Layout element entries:

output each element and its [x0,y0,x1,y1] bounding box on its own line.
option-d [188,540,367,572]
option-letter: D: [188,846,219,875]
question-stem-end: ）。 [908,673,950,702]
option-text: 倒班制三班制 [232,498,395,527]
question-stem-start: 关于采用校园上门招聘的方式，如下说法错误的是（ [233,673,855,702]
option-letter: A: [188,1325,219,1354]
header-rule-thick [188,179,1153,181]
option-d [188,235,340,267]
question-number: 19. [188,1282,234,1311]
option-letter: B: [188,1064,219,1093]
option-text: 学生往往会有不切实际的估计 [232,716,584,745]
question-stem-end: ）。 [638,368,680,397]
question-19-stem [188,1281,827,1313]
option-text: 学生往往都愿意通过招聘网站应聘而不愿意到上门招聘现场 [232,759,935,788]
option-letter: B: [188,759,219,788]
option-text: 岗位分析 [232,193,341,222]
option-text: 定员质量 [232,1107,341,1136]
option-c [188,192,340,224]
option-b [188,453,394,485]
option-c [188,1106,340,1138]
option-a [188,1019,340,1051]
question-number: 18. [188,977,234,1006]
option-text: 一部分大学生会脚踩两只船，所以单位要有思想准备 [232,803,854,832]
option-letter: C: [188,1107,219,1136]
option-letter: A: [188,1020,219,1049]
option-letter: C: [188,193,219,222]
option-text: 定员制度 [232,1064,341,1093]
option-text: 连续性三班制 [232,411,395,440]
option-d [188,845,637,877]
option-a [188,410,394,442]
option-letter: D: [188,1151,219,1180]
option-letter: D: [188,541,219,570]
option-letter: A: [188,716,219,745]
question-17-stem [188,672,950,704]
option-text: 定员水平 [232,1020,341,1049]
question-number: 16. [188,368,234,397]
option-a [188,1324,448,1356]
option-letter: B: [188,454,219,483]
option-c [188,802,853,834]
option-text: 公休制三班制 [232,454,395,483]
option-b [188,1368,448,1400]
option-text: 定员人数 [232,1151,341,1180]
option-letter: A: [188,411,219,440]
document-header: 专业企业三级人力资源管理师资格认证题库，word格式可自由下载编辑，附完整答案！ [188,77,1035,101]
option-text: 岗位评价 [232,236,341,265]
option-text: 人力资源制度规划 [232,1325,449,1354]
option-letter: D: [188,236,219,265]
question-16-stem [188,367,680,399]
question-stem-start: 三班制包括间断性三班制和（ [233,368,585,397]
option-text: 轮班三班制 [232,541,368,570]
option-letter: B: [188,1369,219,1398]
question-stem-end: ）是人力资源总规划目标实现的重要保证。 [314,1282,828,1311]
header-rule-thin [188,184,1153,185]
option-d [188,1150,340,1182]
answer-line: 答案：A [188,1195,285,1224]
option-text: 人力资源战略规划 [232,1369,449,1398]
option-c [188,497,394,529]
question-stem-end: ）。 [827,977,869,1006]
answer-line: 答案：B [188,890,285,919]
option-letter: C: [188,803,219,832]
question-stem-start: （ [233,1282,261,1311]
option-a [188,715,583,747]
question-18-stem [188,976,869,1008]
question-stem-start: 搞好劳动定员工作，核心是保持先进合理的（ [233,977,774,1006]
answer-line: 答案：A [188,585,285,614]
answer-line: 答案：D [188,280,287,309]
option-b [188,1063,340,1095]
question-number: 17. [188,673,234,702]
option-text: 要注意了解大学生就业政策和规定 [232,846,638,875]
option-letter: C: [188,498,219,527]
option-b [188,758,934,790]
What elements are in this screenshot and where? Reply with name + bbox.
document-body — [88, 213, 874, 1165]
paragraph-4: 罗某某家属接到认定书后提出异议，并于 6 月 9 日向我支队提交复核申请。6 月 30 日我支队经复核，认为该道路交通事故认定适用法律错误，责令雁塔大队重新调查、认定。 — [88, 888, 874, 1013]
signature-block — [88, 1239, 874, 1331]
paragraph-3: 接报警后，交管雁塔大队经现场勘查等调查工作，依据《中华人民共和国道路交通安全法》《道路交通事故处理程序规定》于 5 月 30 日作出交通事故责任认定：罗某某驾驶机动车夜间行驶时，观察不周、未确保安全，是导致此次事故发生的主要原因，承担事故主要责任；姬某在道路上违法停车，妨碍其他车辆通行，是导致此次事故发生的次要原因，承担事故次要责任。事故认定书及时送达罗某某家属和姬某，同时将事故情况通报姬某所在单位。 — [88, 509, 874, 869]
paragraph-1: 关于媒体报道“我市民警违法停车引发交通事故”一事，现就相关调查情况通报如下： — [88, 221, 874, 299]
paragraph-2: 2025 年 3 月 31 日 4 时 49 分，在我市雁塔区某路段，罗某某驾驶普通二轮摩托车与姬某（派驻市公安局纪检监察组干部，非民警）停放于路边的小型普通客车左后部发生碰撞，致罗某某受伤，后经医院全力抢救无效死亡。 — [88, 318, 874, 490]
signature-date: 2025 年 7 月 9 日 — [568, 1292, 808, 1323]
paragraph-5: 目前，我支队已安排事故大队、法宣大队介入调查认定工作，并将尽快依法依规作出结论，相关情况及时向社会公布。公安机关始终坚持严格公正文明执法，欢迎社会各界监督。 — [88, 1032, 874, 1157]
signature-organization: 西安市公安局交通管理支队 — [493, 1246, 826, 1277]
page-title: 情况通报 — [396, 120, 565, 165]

REQUIRED TASK |
Update the records above by replacing every occurrence of "answer-line" with "answer-key-line", and leave everything else unchanged.

SOLUTION TO THIS EXERCISE |
output each element and its [x0,y0,x1,y1] bounding box on its own line.
option-d [188,540,367,572]
option-letter: D: [188,846,219,875]
question-stem-end: ）。 [908,673,950,702]
option-text: 倒班制三班制 [232,498,395,527]
question-stem-start: 关于采用校园上门招聘的方式，如下说法错误的是（ [233,673,855,702]
option-letter: A: [188,1325,219,1354]
header-rule-thick [188,179,1153,181]
option-d [188,235,340,267]
question-number: 19. [188,1282,234,1311]
option-letter: B: [188,1064,219,1093]
option-text: 学生往往会有不切实际的估计 [232,716,584,745]
question-stem-end: ）。 [638,368,680,397]
question-19-stem [188,1281,827,1313]
option-text: 学生往往都愿意通过招聘网站应聘而不愿意到上门招聘现场 [232,759,935,788]
option-letter: B: [188,759,219,788]
option-text: 岗位分析 [232,193,341,222]
option-text: 定员质量 [232,1107,341,1136]
option-c [188,192,340,224]
option-b [188,453,394,485]
option-c [188,1106,340,1138]
option-a [188,1019,340,1051]
question-number: 18. [188,977,234,1006]
option-text: 一部分大学生会脚踩两只船，所以单位要有思想准备 [232,803,854,832]
option-letter: C: [188,1107,219,1136]
option-letter: A: [188,1020,219,1049]
option-letter: C: [188,193,219,222]
option-text: 定员制度 [232,1064,341,1093]
option-text: 连续性三班制 [232,411,395,440]
option-d [188,845,637,877]
option-a [188,410,394,442]
option-letter: D: [188,1151,219,1180]
option-letter: D: [188,541,219,570]
option-letter: A: [188,716,219,745]
question-17-stem [188,672,950,704]
option-text: 定员水平 [232,1020,341,1049]
question-number: 16. [188,368,234,397]
option-a [188,1324,448,1356]
option-letter: B: [188,454,219,483]
option-c [188,802,853,834]
option-text: 公休制三班制 [232,454,395,483]
option-b [188,1368,448,1400]
option-text: 定员人数 [232,1151,341,1180]
option-letter: A: [188,411,219,440]
document-header: 专业企业三级人力资源管理师资格认证题库，word格式可自由下载编辑，附完整答案！ [188,77,1035,101]
option-text: 岗位评价 [232,236,341,265]
option-text: 人力资源制度规划 [232,1325,449,1354]
option-letter: D: [188,236,219,265]
question-16-stem [188,367,680,399]
question-stem-start: 三班制包括间断性三班制和（ [233,368,585,397]
option-text: 轮班三班制 [232,541,368,570]
option-letter: B: [188,1369,219,1398]
question-stem-end: ）是人力资源总规划目标实现的重要保证。 [314,1282,828,1311]
header-rule-thin [188,184,1153,185]
option-d [188,1150,340,1182]
answer-key-line: 答案：A [188,1195,285,1224]
option-text: 人力资源战略规划 [232,1369,449,1398]
option-c [188,497,394,529]
question-stem-end: ）。 [827,977,869,1006]
answer-key-line: 答案：B [188,890,285,919]
option-letter: C: [188,803,219,832]
question-stem-start: （ [233,1282,261,1311]
option-a [188,715,583,747]
question-18-stem [188,976,869,1008]
question-stem-start: 搞好劳动定员工作，核心是保持先进合理的（ [233,977,774,1006]
answer-key-line: 答案：A [188,585,285,614]
answer-key-line: 答案：D [188,280,287,309]
option-b [188,1063,340,1095]
question-number: 17. [188,673,234,702]
option-text: 要注意了解大学生就业政策和规定 [232,846,638,875]
option-letter: C: [188,498,219,527]
option-b [188,758,934,790]
What elements are in this screenshot and where? Reply with name + bbox.
document-body — [88, 213, 874, 1165]
paragraph-4: 罗某某家属接到认定书后提出异议，并于 6 月 9 日向我支队提交复核申请。6 月 30 日我支队经复核，认为该道路交通事故认定适用法律错误，责令雁塔大队重新调查、认定。 — [88, 888, 874, 1013]
signature-block — [88, 1239, 874, 1331]
paragraph-3: 接报警后，交管雁塔大队经现场勘查等调查工作，依据《中华人民共和国道路交通安全法》《道路交通事故处理程序规定》于 5 月 30 日作出交通事故责任认定：罗某某驾驶机动车夜间行驶时，观察不周、未确保安全，是导致此次事故发生的主要原因，承担事故主要责任；姬某在道路上违法停车，妨碍其他车辆通行，是导致此次事故发生的次要原因，承担事故次要责任。事故认定书及时送达罗某某家属和姬某，同时将事故情况通报姬某所在单位。 — [88, 509, 874, 869]
paragraph-1: 关于媒体报道“我市民警违法停车引发交通事故”一事，现就相关调查情况通报如下： — [88, 221, 874, 299]
paragraph-2: 2025 年 3 月 31 日 4 时 49 分，在我市雁塔区某路段，罗某某驾驶普通二轮摩托车与姬某（派驻市公安局纪检监察组干部，非民警）停放于路边的小型普通客车左后部发生碰撞，致罗某某受伤，后经医院全力抢救无效死亡。 — [88, 318, 874, 490]
signature-date: 2025 年 7 月 9 日 — [568, 1292, 808, 1323]
paragraph-5: 目前，我支队已安排事故大队、法宣大队介入调查认定工作，并将尽快依法依规作出结论，相关情况及时向社会公布。公安机关始终坚持严格公正文明执法，欢迎社会各界监督。 — [88, 1032, 874, 1157]
signature-organization: 西安市公安局交通管理支队 — [493, 1246, 826, 1277]
page-title: 情况通报 — [396, 120, 565, 165]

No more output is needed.